**Stated exercise:**
Repeat every line below exactly, word for word.

* start Task data *

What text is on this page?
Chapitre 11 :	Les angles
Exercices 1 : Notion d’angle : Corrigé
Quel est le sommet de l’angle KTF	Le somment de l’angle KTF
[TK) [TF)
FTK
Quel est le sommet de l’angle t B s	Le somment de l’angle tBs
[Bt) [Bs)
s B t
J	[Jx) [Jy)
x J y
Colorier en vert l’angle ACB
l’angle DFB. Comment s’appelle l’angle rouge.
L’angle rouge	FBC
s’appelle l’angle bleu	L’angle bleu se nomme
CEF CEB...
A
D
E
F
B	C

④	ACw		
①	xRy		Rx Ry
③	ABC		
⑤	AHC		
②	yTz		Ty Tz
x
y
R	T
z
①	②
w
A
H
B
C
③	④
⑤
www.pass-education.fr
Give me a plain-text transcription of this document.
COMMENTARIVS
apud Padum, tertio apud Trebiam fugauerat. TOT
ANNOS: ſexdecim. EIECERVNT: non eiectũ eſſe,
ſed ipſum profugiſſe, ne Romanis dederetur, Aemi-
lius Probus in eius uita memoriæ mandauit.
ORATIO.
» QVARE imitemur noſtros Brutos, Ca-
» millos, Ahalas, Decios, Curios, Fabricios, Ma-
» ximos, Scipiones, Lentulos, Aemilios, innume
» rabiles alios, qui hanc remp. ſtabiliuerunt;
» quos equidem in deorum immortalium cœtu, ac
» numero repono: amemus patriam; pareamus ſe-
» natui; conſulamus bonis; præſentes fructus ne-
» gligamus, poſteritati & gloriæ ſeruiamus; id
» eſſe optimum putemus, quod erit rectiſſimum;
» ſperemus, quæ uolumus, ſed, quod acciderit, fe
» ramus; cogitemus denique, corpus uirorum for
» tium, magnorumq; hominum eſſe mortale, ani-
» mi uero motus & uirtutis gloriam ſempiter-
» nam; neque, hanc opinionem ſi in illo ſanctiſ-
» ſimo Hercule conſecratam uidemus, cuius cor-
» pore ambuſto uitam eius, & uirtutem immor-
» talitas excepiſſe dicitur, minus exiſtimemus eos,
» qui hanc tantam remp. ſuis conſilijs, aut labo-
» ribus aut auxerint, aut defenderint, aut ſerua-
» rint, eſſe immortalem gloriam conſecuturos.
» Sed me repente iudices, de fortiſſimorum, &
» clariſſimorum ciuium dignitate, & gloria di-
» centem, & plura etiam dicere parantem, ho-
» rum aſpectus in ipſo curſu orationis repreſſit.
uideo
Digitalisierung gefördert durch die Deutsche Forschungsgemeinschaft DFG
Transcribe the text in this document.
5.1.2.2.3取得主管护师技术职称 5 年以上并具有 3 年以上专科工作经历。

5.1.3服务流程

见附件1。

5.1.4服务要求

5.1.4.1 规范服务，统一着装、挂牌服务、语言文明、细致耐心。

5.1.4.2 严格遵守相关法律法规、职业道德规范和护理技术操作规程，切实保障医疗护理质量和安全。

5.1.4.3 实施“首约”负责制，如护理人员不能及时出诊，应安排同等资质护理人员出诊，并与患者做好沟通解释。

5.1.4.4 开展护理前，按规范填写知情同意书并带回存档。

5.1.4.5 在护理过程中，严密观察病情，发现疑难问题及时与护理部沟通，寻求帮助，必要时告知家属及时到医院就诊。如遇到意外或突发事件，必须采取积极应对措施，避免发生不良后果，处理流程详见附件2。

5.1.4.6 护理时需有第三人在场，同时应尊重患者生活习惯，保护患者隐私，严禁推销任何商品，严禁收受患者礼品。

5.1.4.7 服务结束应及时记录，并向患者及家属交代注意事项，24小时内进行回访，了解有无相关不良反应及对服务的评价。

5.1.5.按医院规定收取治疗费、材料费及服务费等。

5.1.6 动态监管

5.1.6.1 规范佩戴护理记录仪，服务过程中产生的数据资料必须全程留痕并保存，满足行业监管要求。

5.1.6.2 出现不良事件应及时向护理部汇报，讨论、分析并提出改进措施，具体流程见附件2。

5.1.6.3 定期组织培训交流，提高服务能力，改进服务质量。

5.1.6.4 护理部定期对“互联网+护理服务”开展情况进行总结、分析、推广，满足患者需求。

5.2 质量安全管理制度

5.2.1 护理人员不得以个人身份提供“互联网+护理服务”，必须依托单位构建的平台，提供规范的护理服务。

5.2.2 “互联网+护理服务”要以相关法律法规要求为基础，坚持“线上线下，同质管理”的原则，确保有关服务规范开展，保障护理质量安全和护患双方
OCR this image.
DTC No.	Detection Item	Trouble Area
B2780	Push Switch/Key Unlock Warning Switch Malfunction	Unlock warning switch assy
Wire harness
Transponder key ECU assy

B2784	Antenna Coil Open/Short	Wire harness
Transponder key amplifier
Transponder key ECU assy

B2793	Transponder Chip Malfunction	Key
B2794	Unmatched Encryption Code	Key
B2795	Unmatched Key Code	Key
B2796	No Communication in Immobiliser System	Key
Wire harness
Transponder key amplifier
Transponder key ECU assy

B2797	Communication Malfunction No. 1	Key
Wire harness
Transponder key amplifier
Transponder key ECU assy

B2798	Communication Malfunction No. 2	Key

* end Task data *

**Response to this task:**
What text is on this page?
Chapitre 11 :	Les angles
Exercices 1 : Notion d’angle : Corrigé
Quel est le sommet de l’angle KTF	Le somment de l’angle KTF
[TK) [TF)
FTK
Quel est le sommet de l’angle t B s	Le somment de l’angle tBs
[Bt) [Bs)
s B t
J	[Jx) [Jy)
x J y
Colorier en vert l’angle ACB
l’angle DFB. Comment s’appelle l’angle rouge.
L’angle rouge	FBC
s’appelle l’angle bleu	L’angle bleu se nomme
CEF CEB...
A
D
E
F
B	C

④	ACw		
①	xRy		Rx Ry
③	ABC		
⑤	AHC		
②	yTz		Ty Tz
x
y
R	T
z
①	②
w
A
H
B
C
③	④
⑤
www.pass-education.fr
Give me a plain-text transcription of this document.
COMMENTARIVS
apud Padum, tertio apud Trebiam fugauerat. TOT
ANNOS: ſexdecim. EIECERVNT: non eiectũ eſſe,
ſed ipſum profugiſſe, ne Romanis dederetur, Aemi-
lius Probus in eius uita memoriæ mandauit.
ORATIO.
» QVARE imitemur noſtros Brutos, Ca-
» millos, Ahalas, Decios, Curios, Fabricios, Ma-
» ximos, Scipiones, Lentulos, Aemilios, innume
» rabiles alios, qui hanc remp. ſtabiliuerunt;
» quos equidem in deorum immortalium cœtu, ac
» numero repono: amemus patriam; pareamus ſe-
» natui; conſulamus bonis; præſentes fructus ne-
» gligamus, poſteritati & gloriæ ſeruiamus; id
» eſſe optimum putemus, quod erit rectiſſimum;
» ſperemus, quæ uolumus, ſed, quod acciderit, fe
» ramus; cogitemus denique, corpus uirorum for
» tium, magnorumq; hominum eſſe mortale, ani-
» mi uero motus & uirtutis gloriam ſempiter-
» nam; neque, hanc opinionem ſi in illo ſanctiſ-
» ſimo Hercule conſecratam uidemus, cuius cor-
» pore ambuſto uitam eius, & uirtutem immor-
» talitas excepiſſe dicitur, minus exiſtimemus eos,
» qui hanc tantam remp. ſuis conſilijs, aut labo-
» ribus aut auxerint, aut defenderint, aut ſerua-
» rint, eſſe immortalem gloriam conſecuturos.
» Sed me repente iudices, de fortiſſimorum, &
» clariſſimorum ciuium dignitate, & gloria di-
» centem, & plura etiam dicere parantem, ho-
» rum aſpectus in ipſo curſu orationis repreſſit.
uideo
Digitalisierung gefördert durch die Deutsche Forschungsgemeinschaft DFG
Transcribe the text in this document.
5.1.2.2.3取得主管护师技术职称 5 年以上并具有 3 年以上专科工作经历。

5.1.3服务流程

见附件1。

5.1.4服务要求

5.1.4.1 规范服务，统一着装、挂牌服务、语言文明、细致耐心。

5.1.4.2 严格遵守相关法律法规、职业道德规范和护理技术操作规程，切实保障医疗护理质量和安全。

5.1.4.3 实施“首约”负责制，如护理人员不能及时出诊，应安排同等资质护理人员出诊，并与患者做好沟通解释。

5.1.4.4 开展护理前，按规范填写知情同意书并带回存档。

5.1.4.5 在护理过程中，严密观察病情，发现疑难问题及时与护理部沟通，寻求帮助，必要时告知家属及时到医院就诊。如遇到意外或突发事件，必须采取积极应对措施，避免发生不良后果，处理流程详见附件2。

5.1.4.6 护理时需有第三人在场，同时应尊重患者生活习惯，保护患者隐私，严禁推销任何商品，严禁收受患者礼品。

5.1.4.7 服务结束应及时记录，并向患者及家属交代注意事项，24小时内进行回访，了解有无相关不良反应及对服务的评价。

5.1.5.按医院规定收取治疗费、材料费及服务费等。

5.1.6 动态监管

5.1.6.1 规范佩戴护理记录仪，服务过程中产生的数据资料必须全程留痕并保存，满足行业监管要求。

5.1.6.2 出现不良事件应及时向护理部汇报，讨论、分析并提出改进措施，具体流程见附件2。

5.1.6.3 定期组织培训交流，提高服务能力，改进服务质量。

5.1.6.4 护理部定期对“互联网+护理服务”开展情况进行总结、分析、推广，满足患者需求。

5.2 质量安全管理制度

5.2.1 护理人员不得以个人身份提供“互联网+护理服务”，必须依托单位构建的平台，提供规范的护理服务。

5.2.2 “互联网+护理服务”要以相关法律法规要求为基础，坚持“线上线下，同质管理”的原则，确保有关服务规范开展，保障护理质量安全和护患双方
OCR this image.
DTC No.	Detection Item	Trouble Area
B2780	Push Switch/Key Unlock Warning Switch Malfunction	Unlock warning switch assy
Wire harness
Transponder key ECU assy

B2784	Antenna Coil Open/Short	Wire harness
Transponder key amplifier
Transponder key ECU assy

B2793	Transponder Chip Malfunction	Key
B2794	Unmatched Encryption Code	Key
B2795	Unmatched Key Code	Key
B2796	No Communication in Immobiliser System	Key
Wire harness
Transponder key amplifier
Transponder key ECU assy

B2797	Communication Malfunction No. 1	Key
Wire harness
Transponder key amplifier
Transponder key ECU assy

B2798	Communication Malfunction No. 2	Key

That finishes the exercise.